▶ [BRIEF]
Set the listing down again exactly, please, apart from its pictures.

* begin THE INPUT *

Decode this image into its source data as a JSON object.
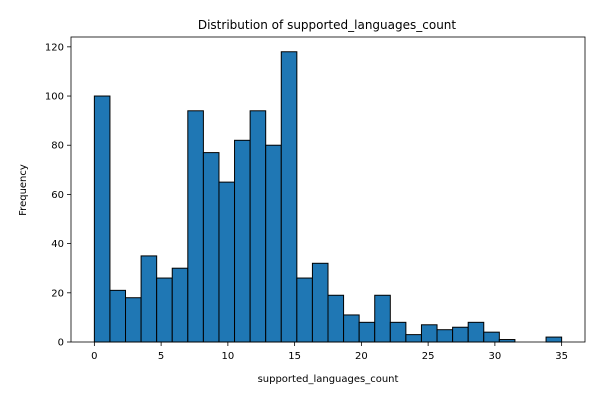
{
  "chart_data": {
    "type": "bar",
    "histogram": true,
    "title": "Distribution of supported_languages_count",
    "xlabel": "supported_languages_count",
    "ylabel": "Frequency",
    "bin_edges": [
      0,
      1.1667,
      2.3333,
      3.5,
      4.6667,
      5.8333,
      7,
      8.1667,
      9.3333,
      10.5,
      11.6667,
      12.8333,
      14,
      15.1667,
      16.3333,
      17.5,
      18.6667,
      19.8333,
      21,
      22.1667,
      23.3333,
      24.5,
      25.6667,
      26.8333,
      28,
      29.1667,
      30.3333,
      31.5,
      32.6667,
      33.8333,
      35
    ],
    "values": [
      100,
      21,
      18,
      35,
      26,
      30,
      94,
      77,
      65,
      82,
      94,
      80,
      118,
      26,
      32,
      19,
      11,
      8,
      19,
      8,
      3,
      7,
      5,
      6,
      8,
      4,
      1,
      0,
      0,
      2
    ],
    "xlim": [
      -1.75,
      36.75
    ],
    "ylim": [
      0,
      124
    ],
    "x_ticks": [
      0,
      5,
      10,
      15,
      20,
      25,
      30,
      35
    ],
    "x_tick_labels": [
      "0",
      "5",
      "10",
      "15",
      "20",
      "25",
      "30",
      "35"
    ],
    "y_ticks": [
      0,
      20,
      40,
      60,
      80,
      100,
      120
    ],
    "y_tick_labels": [
      "0",
      "20",
      "40",
      "60",
      "80",
      "100",
      "120"
    ],
    "bar_color": "#1f77b4",
    "edge_color": "#000000",
    "grid": false,
    "legend": "none"
  }
}
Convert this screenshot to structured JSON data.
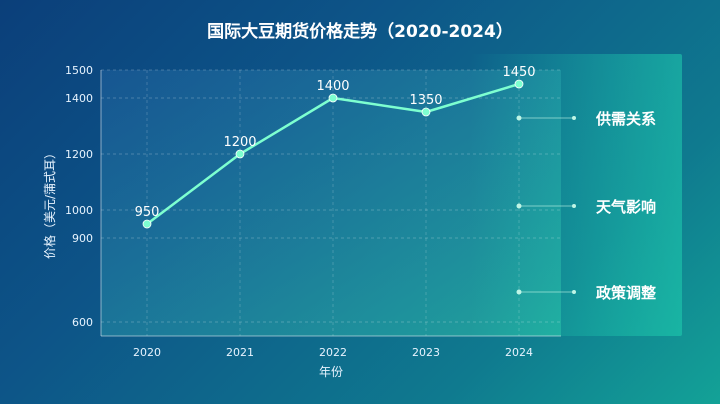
{
  "chart_data": {
    "type": "line",
    "title": "国际大豆期货价格走势（2020-2024）",
    "xlabel": "年份",
    "ylabel": "价格（美元/蒲式耳）",
    "x": [
      "2020",
      "2021",
      "2022",
      "2023",
      "2024"
    ],
    "series": [
      {
        "values": [
          950,
          1200,
          1400,
          1350,
          1450
        ]
      }
    ],
    "data_labels": [
      "950",
      "1200",
      "1400",
      "1350",
      "1450"
    ],
    "ylim": [
      550,
      1500
    ],
    "yticks": [
      600,
      900,
      1000,
      1200,
      1400,
      1500
    ],
    "grid": true,
    "line_color": "#7dffd0",
    "factors": [
      {
        "label": "供需关系"
      },
      {
        "label": "天气影响"
      },
      {
        "label": "政策调整"
      }
    ]
  }
}
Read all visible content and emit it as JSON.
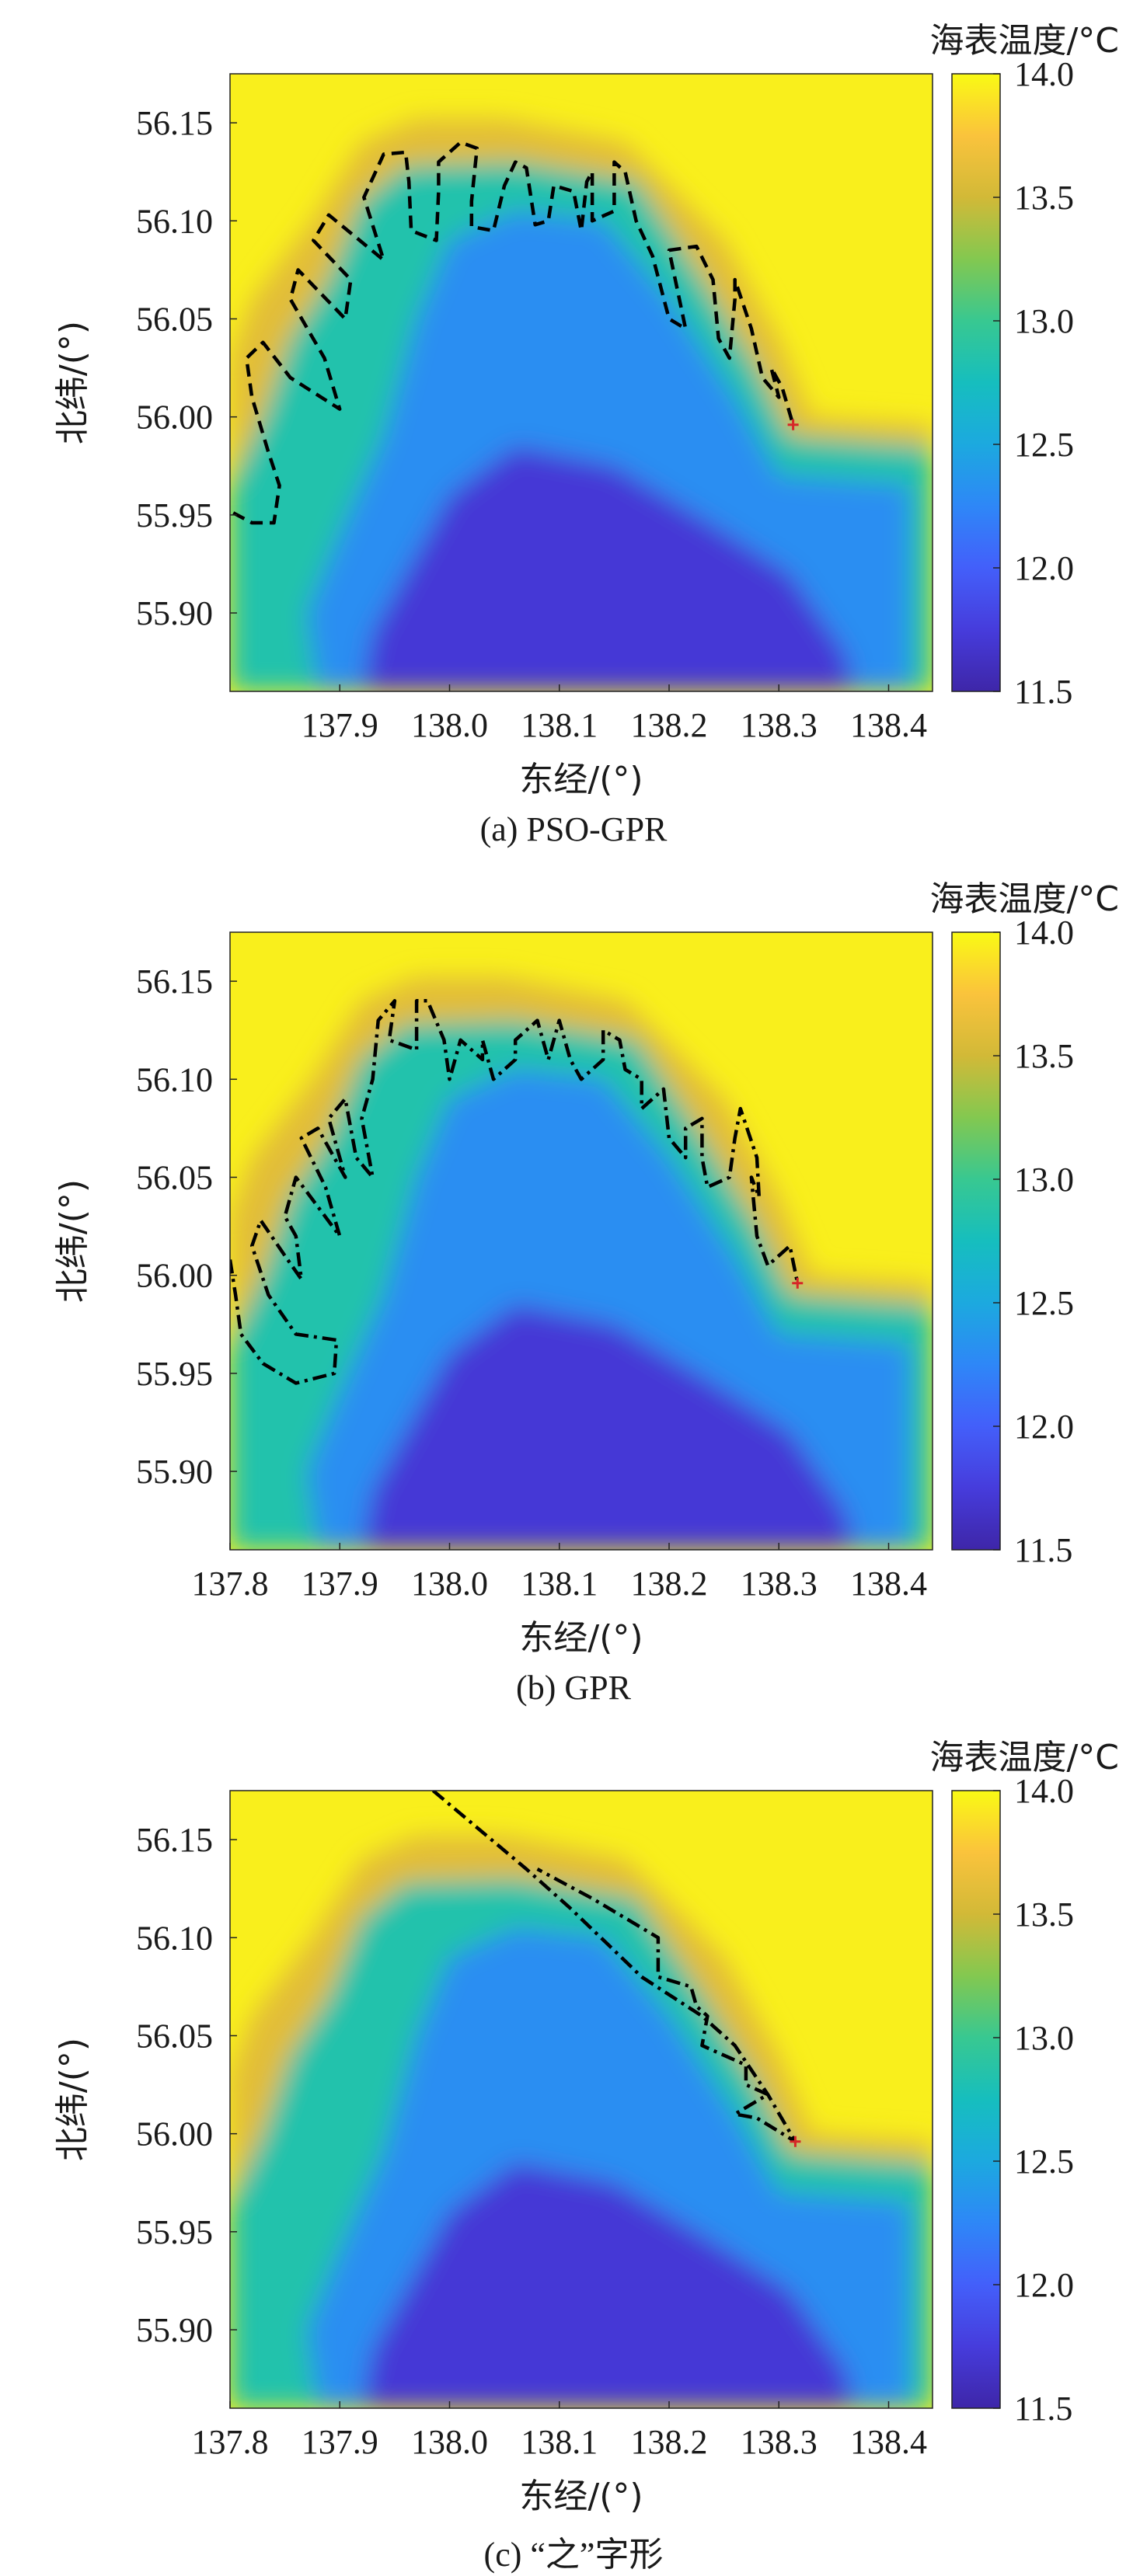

* end THE INPUT *

▶ [EXERCISE RESPONSE]
Decode this image into its source data as a JSON object.
{
  "chart_data": {
    "type": "bar",
    "histogram": true,
    "title": "Distribution of supported_languages_count",
    "xlabel": "supported_languages_count",
    "ylabel": "Frequency",
    "bin_edges": [
      0,
      1.1667,
      2.3333,
      3.5,
      4.6667,
      5.8333,
      7,
      8.1667,
      9.3333,
      10.5,
      11.6667,
      12.8333,
      14,
      15.1667,
      16.3333,
      17.5,
      18.6667,
      19.8333,
      21,
      22.1667,
      23.3333,
      24.5,
      25.6667,
      26.8333,
      28,
      29.1667,
      30.3333,
      31.5,
      32.6667,
      33.8333,
      35
    ],
    "values": [
      100,
      21,
      18,
      35,
      26,
      30,
      94,
      77,
      65,
      82,
      94,
      80,
      118,
      26,
      32,
      19,
      11,
      8,
      19,
      8,
      3,
      7,
      5,
      6,
      8,
      4,
      1,
      0,
      0,
      2
    ],
    "xlim": [
      -1.75,
      36.75
    ],
    "ylim": [
      0,
      124
    ],
    "x_ticks": [
      0,
      5,
      10,
      15,
      20,
      25,
      30,
      35
    ],
    "x_tick_labels": [
      "0",
      "5",
      "10",
      "15",
      "20",
      "25",
      "30",
      "35"
    ],
    "y_ticks": [
      0,
      20,
      40,
      60,
      80,
      100,
      120
    ],
    "y_tick_labels": [
      "0",
      "20",
      "40",
      "60",
      "80",
      "100",
      "120"
    ],
    "bar_color": "#1f77b4",
    "edge_color": "#000000",
    "grid": false,
    "legend": "none"
  }
}
Convert this screenshot to structured JSON data.
{
  "chart_data": {
    "type": "line",
    "title": "国际大豆期货价格走势（2020-2024）",
    "xlabel": "年份",
    "ylabel": "价格（美元/蒲式耳）",
    "x": [
      "2020",
      "2021",
      "2022",
      "2023",
      "2024"
    ],
    "series": [
      {
        "values": [
          950,
          1200,
          1400,
          1350,
          1450
        ]
      }
    ],
    "data_labels": [
      "950",
      "1200",
      "1400",
      "1350",
      "1450"
    ],
    "ylim": [
      550,
      1500
    ],
    "yticks": [
      600,
      900,
      1000,
      1200,
      1400,
      1500
    ],
    "grid": true,
    "line_color": "#7dffd0",
    "factors": [
      {
        "label": "供需关系"
      },
      {
        "label": "天气影响"
      },
      {
        "label": "政策调整"
      }
    ]
  }
}
Read all visible content and emit it as JSON.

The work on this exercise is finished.